Stored data entries »
═══

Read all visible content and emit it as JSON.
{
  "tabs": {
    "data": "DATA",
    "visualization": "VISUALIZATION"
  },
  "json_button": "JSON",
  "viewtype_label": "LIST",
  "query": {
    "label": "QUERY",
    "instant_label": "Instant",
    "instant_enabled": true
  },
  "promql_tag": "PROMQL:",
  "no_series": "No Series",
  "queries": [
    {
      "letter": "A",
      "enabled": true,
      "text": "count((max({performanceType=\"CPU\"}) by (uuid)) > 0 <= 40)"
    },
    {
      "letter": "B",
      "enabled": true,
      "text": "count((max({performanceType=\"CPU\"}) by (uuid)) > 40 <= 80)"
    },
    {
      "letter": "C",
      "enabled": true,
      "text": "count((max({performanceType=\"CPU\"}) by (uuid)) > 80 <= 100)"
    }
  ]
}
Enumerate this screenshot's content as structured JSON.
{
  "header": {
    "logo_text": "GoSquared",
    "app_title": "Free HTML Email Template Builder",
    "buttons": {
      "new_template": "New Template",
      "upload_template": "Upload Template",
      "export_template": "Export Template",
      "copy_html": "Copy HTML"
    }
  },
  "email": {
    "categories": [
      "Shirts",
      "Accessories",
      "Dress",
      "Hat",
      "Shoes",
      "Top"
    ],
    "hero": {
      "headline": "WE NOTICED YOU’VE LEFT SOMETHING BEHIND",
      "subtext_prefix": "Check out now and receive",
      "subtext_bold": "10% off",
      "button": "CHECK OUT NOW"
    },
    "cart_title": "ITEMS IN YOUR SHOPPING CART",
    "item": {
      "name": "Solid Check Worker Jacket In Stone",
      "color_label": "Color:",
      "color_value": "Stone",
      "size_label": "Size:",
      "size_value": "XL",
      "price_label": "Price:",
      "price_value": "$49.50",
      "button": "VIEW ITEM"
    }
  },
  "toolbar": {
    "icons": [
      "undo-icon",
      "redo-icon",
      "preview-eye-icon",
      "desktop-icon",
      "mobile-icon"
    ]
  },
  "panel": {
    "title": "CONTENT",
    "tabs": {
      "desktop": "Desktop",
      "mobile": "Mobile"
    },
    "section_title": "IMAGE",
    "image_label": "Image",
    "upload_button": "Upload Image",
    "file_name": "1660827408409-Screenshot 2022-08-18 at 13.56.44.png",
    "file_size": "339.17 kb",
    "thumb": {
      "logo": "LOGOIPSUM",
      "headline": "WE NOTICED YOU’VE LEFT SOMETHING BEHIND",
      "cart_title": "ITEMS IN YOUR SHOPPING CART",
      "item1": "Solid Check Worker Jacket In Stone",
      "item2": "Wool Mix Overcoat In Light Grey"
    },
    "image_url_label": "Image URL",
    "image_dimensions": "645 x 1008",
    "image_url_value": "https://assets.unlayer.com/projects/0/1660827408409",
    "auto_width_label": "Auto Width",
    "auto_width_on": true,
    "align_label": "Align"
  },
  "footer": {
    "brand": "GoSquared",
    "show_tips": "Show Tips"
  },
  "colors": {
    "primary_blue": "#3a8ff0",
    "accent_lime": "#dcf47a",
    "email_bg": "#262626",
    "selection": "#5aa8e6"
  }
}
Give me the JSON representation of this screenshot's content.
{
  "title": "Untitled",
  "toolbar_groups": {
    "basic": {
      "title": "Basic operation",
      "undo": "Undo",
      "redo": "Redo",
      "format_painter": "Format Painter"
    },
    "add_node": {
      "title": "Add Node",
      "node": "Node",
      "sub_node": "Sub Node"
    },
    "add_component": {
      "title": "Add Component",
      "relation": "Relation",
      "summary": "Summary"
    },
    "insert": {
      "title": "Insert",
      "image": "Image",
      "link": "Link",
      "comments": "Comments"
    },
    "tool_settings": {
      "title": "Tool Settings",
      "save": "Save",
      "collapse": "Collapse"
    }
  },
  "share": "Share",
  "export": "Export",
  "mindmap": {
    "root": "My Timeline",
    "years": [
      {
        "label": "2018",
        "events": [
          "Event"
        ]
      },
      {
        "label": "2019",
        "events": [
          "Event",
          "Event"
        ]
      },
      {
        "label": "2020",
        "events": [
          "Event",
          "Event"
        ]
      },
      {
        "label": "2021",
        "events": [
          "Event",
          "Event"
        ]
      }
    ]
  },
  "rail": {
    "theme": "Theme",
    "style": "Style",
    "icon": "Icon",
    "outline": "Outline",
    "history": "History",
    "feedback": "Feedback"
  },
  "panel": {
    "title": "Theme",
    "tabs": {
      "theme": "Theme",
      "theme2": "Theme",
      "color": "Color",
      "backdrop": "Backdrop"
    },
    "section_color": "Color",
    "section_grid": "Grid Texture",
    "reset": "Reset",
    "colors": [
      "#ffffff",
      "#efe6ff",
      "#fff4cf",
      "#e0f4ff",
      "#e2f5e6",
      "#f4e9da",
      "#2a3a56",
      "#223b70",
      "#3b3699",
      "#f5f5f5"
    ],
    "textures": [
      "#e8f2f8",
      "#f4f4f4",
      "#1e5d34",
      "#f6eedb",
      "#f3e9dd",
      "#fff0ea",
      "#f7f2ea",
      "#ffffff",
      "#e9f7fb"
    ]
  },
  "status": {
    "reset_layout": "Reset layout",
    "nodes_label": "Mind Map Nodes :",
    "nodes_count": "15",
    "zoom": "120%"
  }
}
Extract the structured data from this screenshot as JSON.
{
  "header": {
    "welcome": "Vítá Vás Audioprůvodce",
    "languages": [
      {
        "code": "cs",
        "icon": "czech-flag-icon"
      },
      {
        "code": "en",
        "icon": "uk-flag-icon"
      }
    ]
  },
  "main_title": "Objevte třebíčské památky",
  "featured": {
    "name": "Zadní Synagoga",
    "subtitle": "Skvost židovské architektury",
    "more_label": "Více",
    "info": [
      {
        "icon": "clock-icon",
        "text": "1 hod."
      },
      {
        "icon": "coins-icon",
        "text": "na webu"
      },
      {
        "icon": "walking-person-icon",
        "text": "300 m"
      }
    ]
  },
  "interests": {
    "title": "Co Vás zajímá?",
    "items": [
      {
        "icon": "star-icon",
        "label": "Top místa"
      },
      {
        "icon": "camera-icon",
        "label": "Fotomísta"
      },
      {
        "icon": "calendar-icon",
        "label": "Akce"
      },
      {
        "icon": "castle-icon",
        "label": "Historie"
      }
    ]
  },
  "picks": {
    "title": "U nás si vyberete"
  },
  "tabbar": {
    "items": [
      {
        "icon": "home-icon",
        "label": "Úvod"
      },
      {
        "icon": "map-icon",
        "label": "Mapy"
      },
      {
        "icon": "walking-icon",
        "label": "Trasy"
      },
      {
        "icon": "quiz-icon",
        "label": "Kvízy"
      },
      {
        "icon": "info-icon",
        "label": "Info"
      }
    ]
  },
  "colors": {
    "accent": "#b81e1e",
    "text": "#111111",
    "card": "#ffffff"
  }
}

═══

WHAT TO DO » Print out the whole listing exactly as it appears.

REPLY »
Read all visible content and emit it as JSON.
{
  "tabs": {
    "data": "DATA",
    "visualization": "VISUALIZATION"
  },
  "json_button": "JSON",
  "viewtype_label": "LIST",
  "query": {
    "label": "QUERY",
    "instant_label": "Instant",
    "instant_enabled": true
  },
  "promql_tag": "PROMQL:",
  "no_series": "No Series",
  "queries": [
    {
      "letter": "A",
      "enabled": true,
      "text": "count((max({performanceType=\"CPU\"}) by (uuid)) > 0 <= 40)"
    },
    {
      "letter": "B",
      "enabled": true,
      "text": "count((max({performanceType=\"CPU\"}) by (uuid)) > 40 <= 80)"
    },
    {
      "letter": "C",
      "enabled": true,
      "text": "count((max({performanceType=\"CPU\"}) by (uuid)) > 80 <= 100)"
    }
  ]
}
Enumerate this screenshot's content as structured JSON.
{
  "header": {
    "logo_text": "GoSquared",
    "app_title": "Free HTML Email Template Builder",
    "buttons": {
      "new_template": "New Template",
      "upload_template": "Upload Template",
      "export_template": "Export Template",
      "copy_html": "Copy HTML"
    }
  },
  "email": {
    "categories": [
      "Shirts",
      "Accessories",
      "Dress",
      "Hat",
      "Shoes",
      "Top"
    ],
    "hero": {
      "headline": "WE NOTICED YOU’VE LEFT SOMETHING BEHIND",
      "subtext_prefix": "Check out now and receive",
      "subtext_bold": "10% off",
      "button": "CHECK OUT NOW"
    },
    "cart_title": "ITEMS IN YOUR SHOPPING CART",
    "item": {
      "name": "Solid Check Worker Jacket In Stone",
      "color_label": "Color:",
      "color_value": "Stone",
      "size_label": "Size:",
      "size_value": "XL",
      "price_label": "Price:",
      "price_value": "$49.50",
      "button": "VIEW ITEM"
    }
  },
  "toolbar": {
    "icons": [
      "undo-icon",
      "redo-icon",
      "preview-eye-icon",
      "desktop-icon",
      "mobile-icon"
    ]
  },
  "panel": {
    "title": "CONTENT",
    "tabs": {
      "desktop": "Desktop",
      "mobile": "Mobile"
    },
    "section_title": "IMAGE",
    "image_label": "Image",
    "upload_button": "Upload Image",
    "file_name": "1660827408409-Screenshot 2022-08-18 at 13.56.44.png",
    "file_size": "339.17 kb",
    "thumb": {
      "logo": "LOGOIPSUM",
      "headline": "WE NOTICED YOU’VE LEFT SOMETHING BEHIND",
      "cart_title": "ITEMS IN YOUR SHOPPING CART",
      "item1": "Solid Check Worker Jacket In Stone",
      "item2": "Wool Mix Overcoat In Light Grey"
    },
    "image_url_label": "Image URL",
    "image_dimensions": "645 x 1008",
    "image_url_value": "https://assets.unlayer.com/projects/0/1660827408409",
    "auto_width_label": "Auto Width",
    "auto_width_on": true,
    "align_label": "Align"
  },
  "footer": {
    "brand": "GoSquared",
    "show_tips": "Show Tips"
  },
  "colors": {
    "primary_blue": "#3a8ff0",
    "accent_lime": "#dcf47a",
    "email_bg": "#262626",
    "selection": "#5aa8e6"
  }
}
Give me the JSON representation of this screenshot's content.
{
  "title": "Untitled",
  "toolbar_groups": {
    "basic": {
      "title": "Basic operation",
      "undo": "Undo",
      "redo": "Redo",
      "format_painter": "Format Painter"
    },
    "add_node": {
      "title": "Add Node",
      "node": "Node",
      "sub_node": "Sub Node"
    },
    "add_component": {
      "title": "Add Component",
      "relation": "Relation",
      "summary": "Summary"
    },
    "insert": {
      "title": "Insert",
      "image": "Image",
      "link": "Link",
      "comments": "Comments"
    },
    "tool_settings": {
      "title": "Tool Settings",
      "save": "Save",
      "collapse": "Collapse"
    }
  },
  "share": "Share",
  "export": "Export",
  "mindmap": {
    "root": "My Timeline",
    "years": [
      {
        "label": "2018",
        "events": [
          "Event"
        ]
      },
      {
        "label": "2019",
        "events": [
          "Event",
          "Event"
        ]
      },
      {
        "label": "2020",
        "events": [
          "Event",
          "Event"
        ]
      },
      {
        "label": "2021",
        "events": [
          "Event",
          "Event"
        ]
      }
    ]
  },
  "rail": {
    "theme": "Theme",
    "style": "Style",
    "icon": "Icon",
    "outline": "Outline",
    "history": "History",
    "feedback": "Feedback"
  },
  "panel": {
    "title": "Theme",
    "tabs": {
      "theme": "Theme",
      "theme2": "Theme",
      "color": "Color",
      "backdrop": "Backdrop"
    },
    "section_color": "Color",
    "section_grid": "Grid Texture",
    "reset": "Reset",
    "colors": [
      "#ffffff",
      "#efe6ff",
      "#fff4cf",
      "#e0f4ff",
      "#e2f5e6",
      "#f4e9da",
      "#2a3a56",
      "#223b70",
      "#3b3699",
      "#f5f5f5"
    ],
    "textures": [
      "#e8f2f8",
      "#f4f4f4",
      "#1e5d34",
      "#f6eedb",
      "#f3e9dd",
      "#fff0ea",
      "#f7f2ea",
      "#ffffff",
      "#e9f7fb"
    ]
  },
  "status": {
    "reset_layout": "Reset layout",
    "nodes_label": "Mind Map Nodes :",
    "nodes_count": "15",
    "zoom": "120%"
  }
}
Extract the structured data from this screenshot as JSON.
{
  "header": {
    "welcome": "Vítá Vás Audioprůvodce",
    "languages": [
      {
        "code": "cs",
        "icon": "czech-flag-icon"
      },
      {
        "code": "en",
        "icon": "uk-flag-icon"
      }
    ]
  },
  "main_title": "Objevte třebíčské památky",
  "featured": {
    "name": "Zadní Synagoga",
    "subtitle": "Skvost židovské architektury",
    "more_label": "Více",
    "info": [
      {
        "icon": "clock-icon",
        "text": "1 hod."
      },
      {
        "icon": "coins-icon",
        "text": "na webu"
      },
      {
        "icon": "walking-person-icon",
        "text": "300 m"
      }
    ]
  },
  "interests": {
    "title": "Co Vás zajímá?",
    "items": [
      {
        "icon": "star-icon",
        "label": "Top místa"
      },
      {
        "icon": "camera-icon",
        "label": "Fotomísta"
      },
      {
        "icon": "calendar-icon",
        "label": "Akce"
      },
      {
        "icon": "castle-icon",
        "label": "Historie"
      }
    ]
  },
  "picks": {
    "title": "U nás si vyberete"
  },
  "tabbar": {
    "items": [
      {
        "icon": "home-icon",
        "label": "Úvod"
      },
      {
        "icon": "map-icon",
        "label": "Mapy"
      },
      {
        "icon": "walking-icon",
        "label": "Trasy"
      },
      {
        "icon": "quiz-icon",
        "label": "Kvízy"
      },
      {
        "icon": "info-icon",
        "label": "Info"
      }
    ]
  },
  "colors": {
    "accent": "#b81e1e",
    "text": "#111111",
    "card": "#ffffff"
  }
}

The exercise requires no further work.